Problema proposto: Reproduza o trecho sobre os ODS e a qualidade da água desde "Quando se trata" até "o abastecimento futuro.", substituindo "barragens" por "represas".

Trecho selecionado:
Quando se trata do ODS 7 (Energia limpa e acessível) entende-se que a quantidade de água é clara para a geração da hidroenergia, mas aqui a qualidade está voltada para a presença de sólidos capazes de paralisar uma turbina (vide o crescimento de plantas aquáticas em barragens de hidrelétricas). No ODS 8 (Trabalho decente e crescimento econômico), é clara a relação com o aumento das condições de trabalho e produtividade, o que, para o caso do ser humano, não pode ser atingido sem alimento seguro e água de qualidade. Nesse caso, também é imprescindível que essas condições sejam alcançadas sem degradação ambiental, ou seja, que a manutenção de nascentes e fontes naturais de água sejam mantidas para o abastecimento futuro.

O ODS 9 (Indústria, inovação e infraestrutura) prevê a construção de infraestruturas resilientes, a promoção da industrialização inclusiva e sustentável, bem como o fomento à inovação. A água está embutida em todos esses aspectos, até porque pessoas estarão envolvidas. Quanto ao ODS 10 (Redução das desigualdades), fica bastante evidente a necessidade de uniformização do atendimento à população, sobretudo com relação à segurança hídrica e aos serviços de saneamento. No ODS 11 (Cidades e comunidades sustentáveis), também é clara a necessidade de maior atenção às nascentes e fontes de abastecimento de água. A manutenção da qualidade da água para consumo é um tópico básico para cidades e comunidades sustentáveis. O ODS 12 (Consumo e produção sustentáveis) prevê, entre outras ações, o uso eficiente dos recursos naturais, o manejo saudável dos produtos químicos com redução de contaminação do ambiente e a redução da geração de resíduos, todas com impacto direto na manutenção da qualidade da água.

Entradas de disposição espacial

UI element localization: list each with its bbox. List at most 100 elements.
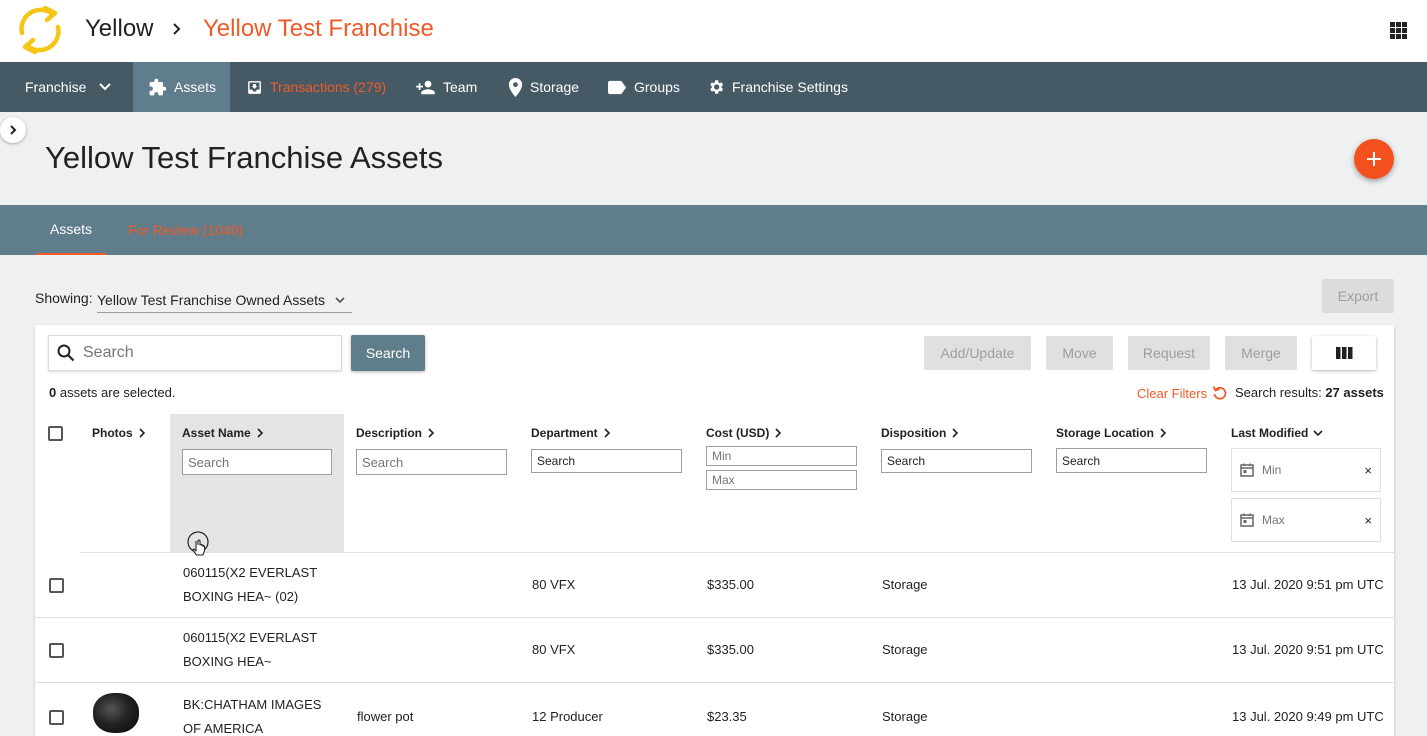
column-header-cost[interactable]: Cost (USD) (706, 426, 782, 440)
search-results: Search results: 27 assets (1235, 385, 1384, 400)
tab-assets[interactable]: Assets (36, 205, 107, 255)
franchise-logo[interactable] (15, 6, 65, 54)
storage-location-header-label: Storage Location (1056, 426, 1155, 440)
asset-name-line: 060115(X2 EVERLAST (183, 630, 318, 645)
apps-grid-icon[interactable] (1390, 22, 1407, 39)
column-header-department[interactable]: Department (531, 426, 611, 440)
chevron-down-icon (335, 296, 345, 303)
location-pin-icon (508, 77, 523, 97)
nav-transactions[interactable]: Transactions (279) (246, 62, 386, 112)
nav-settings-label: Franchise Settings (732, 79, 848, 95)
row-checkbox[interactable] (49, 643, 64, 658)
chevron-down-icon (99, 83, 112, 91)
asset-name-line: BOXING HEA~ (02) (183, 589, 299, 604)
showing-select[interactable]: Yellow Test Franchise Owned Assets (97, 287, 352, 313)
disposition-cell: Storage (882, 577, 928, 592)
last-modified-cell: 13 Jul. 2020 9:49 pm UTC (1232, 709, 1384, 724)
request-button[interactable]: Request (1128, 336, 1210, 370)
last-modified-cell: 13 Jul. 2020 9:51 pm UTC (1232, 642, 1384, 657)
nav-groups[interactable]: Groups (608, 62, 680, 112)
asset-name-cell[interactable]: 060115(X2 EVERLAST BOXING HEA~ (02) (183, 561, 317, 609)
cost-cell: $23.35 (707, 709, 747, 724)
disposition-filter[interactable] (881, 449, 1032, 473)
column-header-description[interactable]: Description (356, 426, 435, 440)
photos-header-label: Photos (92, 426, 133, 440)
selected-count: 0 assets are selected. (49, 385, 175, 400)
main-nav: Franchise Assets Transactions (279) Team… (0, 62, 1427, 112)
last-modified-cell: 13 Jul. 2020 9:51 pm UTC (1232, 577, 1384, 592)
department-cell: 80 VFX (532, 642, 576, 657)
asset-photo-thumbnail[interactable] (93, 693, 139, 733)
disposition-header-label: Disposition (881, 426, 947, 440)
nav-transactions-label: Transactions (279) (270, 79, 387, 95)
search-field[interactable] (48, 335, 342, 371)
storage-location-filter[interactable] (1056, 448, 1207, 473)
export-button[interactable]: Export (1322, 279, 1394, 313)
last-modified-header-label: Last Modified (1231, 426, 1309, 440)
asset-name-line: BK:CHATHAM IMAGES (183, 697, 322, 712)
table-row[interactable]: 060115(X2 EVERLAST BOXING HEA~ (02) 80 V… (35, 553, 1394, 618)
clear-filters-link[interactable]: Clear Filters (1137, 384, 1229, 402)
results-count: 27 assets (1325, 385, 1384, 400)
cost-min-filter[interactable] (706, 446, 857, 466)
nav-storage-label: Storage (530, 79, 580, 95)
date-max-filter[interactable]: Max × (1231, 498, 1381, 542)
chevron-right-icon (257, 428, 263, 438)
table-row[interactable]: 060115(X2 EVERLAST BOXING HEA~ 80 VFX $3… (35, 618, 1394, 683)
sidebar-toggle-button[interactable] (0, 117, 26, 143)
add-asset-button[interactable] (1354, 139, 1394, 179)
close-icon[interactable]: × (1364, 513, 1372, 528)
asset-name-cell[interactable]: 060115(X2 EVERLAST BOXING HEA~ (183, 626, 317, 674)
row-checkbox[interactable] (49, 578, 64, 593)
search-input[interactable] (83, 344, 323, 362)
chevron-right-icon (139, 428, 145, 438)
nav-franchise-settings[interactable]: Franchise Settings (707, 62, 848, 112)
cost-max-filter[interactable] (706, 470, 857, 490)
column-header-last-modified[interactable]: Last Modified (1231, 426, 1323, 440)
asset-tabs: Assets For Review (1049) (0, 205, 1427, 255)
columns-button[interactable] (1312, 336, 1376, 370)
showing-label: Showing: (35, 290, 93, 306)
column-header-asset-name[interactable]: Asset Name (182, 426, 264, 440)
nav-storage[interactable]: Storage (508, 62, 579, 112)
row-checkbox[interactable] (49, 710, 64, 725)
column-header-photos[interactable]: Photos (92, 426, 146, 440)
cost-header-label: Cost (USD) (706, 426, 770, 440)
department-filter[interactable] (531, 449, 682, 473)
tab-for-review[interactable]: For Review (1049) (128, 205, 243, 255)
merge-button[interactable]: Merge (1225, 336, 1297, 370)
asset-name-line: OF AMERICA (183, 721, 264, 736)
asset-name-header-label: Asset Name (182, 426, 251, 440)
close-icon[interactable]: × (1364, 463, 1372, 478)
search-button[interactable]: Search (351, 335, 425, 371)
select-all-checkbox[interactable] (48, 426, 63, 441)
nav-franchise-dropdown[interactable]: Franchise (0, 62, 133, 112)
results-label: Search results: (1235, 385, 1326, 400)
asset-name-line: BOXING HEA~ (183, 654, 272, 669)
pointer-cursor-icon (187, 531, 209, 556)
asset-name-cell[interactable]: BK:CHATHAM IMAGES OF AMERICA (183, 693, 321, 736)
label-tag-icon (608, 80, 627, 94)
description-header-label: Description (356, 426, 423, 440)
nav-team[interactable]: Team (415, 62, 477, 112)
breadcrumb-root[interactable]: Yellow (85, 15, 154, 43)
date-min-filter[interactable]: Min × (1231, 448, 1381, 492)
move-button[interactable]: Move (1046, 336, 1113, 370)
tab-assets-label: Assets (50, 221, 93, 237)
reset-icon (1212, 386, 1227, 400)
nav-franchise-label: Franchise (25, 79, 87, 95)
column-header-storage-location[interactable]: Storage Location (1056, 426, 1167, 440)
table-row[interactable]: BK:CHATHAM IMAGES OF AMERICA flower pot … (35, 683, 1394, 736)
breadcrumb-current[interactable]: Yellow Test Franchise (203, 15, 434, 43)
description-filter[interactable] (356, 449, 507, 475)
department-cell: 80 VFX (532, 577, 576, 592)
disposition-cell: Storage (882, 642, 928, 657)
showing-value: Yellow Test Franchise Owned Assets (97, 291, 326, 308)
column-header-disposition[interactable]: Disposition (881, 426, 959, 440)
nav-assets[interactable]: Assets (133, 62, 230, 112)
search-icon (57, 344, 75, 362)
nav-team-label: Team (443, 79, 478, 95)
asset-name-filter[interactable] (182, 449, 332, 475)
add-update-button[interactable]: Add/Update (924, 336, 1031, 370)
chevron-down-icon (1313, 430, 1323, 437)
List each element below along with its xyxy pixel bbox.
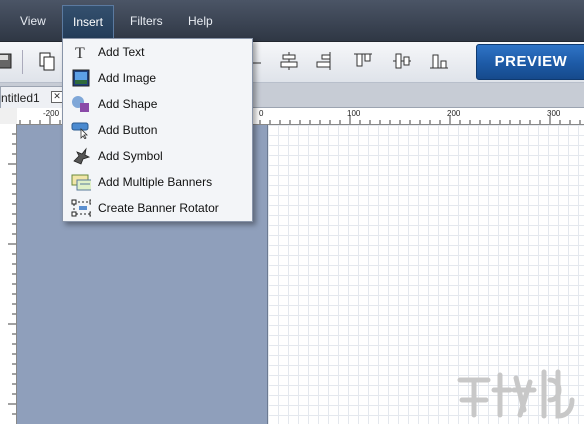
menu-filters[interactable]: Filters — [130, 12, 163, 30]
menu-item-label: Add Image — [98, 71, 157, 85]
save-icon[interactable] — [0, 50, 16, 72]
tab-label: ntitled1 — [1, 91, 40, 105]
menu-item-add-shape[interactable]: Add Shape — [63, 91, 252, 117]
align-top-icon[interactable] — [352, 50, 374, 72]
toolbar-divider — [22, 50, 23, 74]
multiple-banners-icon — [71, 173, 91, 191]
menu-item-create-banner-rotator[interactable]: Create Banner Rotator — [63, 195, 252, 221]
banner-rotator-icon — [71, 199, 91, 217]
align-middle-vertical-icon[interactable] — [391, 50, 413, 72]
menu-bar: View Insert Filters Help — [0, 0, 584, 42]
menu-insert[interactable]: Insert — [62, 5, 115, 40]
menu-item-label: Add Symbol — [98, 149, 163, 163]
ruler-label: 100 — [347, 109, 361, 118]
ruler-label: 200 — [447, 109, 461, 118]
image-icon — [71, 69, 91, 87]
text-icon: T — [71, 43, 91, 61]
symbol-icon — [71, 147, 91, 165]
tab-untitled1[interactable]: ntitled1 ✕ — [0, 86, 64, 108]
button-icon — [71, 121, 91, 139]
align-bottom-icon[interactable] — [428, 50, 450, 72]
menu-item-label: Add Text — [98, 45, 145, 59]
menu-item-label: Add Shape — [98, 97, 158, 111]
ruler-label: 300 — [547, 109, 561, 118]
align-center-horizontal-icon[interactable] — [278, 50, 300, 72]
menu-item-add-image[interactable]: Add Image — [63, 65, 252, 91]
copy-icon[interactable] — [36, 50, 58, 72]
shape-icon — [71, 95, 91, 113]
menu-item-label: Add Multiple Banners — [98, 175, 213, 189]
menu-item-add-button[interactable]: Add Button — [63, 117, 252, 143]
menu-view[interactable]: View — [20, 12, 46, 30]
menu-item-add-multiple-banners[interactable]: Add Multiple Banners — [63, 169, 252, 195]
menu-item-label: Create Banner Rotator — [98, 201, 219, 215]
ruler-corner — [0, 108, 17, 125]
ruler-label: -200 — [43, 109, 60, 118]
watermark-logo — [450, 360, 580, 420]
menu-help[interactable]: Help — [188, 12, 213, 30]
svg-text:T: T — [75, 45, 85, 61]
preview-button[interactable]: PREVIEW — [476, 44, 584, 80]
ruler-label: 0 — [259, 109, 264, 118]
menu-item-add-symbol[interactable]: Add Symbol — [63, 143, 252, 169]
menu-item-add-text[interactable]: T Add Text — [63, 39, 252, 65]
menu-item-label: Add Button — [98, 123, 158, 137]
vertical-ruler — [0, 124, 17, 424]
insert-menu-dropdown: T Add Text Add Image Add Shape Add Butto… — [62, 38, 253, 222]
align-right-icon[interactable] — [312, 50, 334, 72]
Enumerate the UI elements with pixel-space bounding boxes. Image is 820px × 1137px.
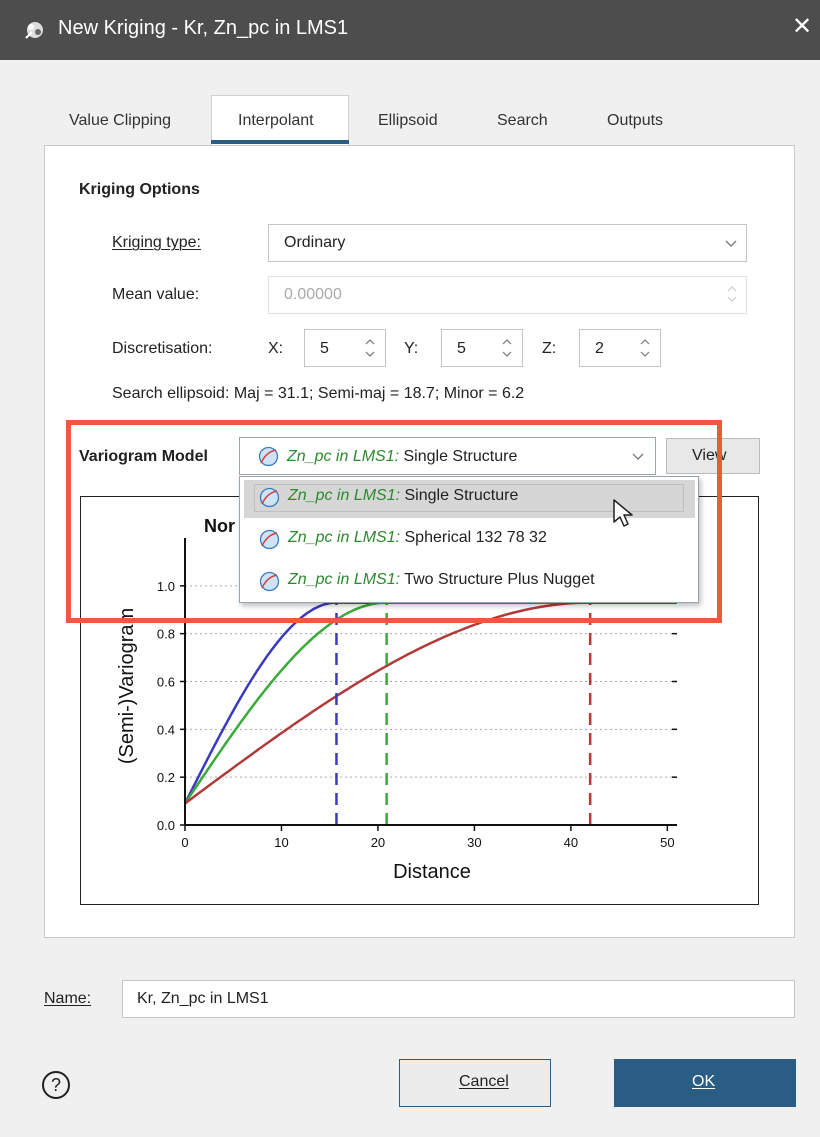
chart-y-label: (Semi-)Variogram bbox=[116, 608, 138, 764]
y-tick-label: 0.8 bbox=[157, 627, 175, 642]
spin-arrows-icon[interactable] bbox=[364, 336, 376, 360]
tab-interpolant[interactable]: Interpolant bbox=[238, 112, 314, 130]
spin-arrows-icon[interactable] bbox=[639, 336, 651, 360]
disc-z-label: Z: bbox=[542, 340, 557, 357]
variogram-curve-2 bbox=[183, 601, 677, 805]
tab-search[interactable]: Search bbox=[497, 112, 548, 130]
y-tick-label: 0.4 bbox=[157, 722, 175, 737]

Resultado final:
Quando se trata do ODS 7 (Energia limpa e acessível) entende-se que a quantidade de água é clara para a geração da hidroenergia, mas aqui a qualidade está voltada para a presença de sólidos capazes de paralisar uma turbina (vide o crescimento de plantas aquáticas em represas de hidrelétricas). No ODS 8 (Trabalho decente e crescimento econômico), é clara a relação com o aumento das condições de trabalho e produtividade, o que, para o caso do ser humano, não pode ser atingido sem alimento seguro e água de qualidade. Nesse caso, também é imprescindível que essas condições sejam alcançadas sem degradação ambiental, ou seja, que a manutenção de nascentes e fontes naturais de água sejam mantidas para o abastecimento futuro.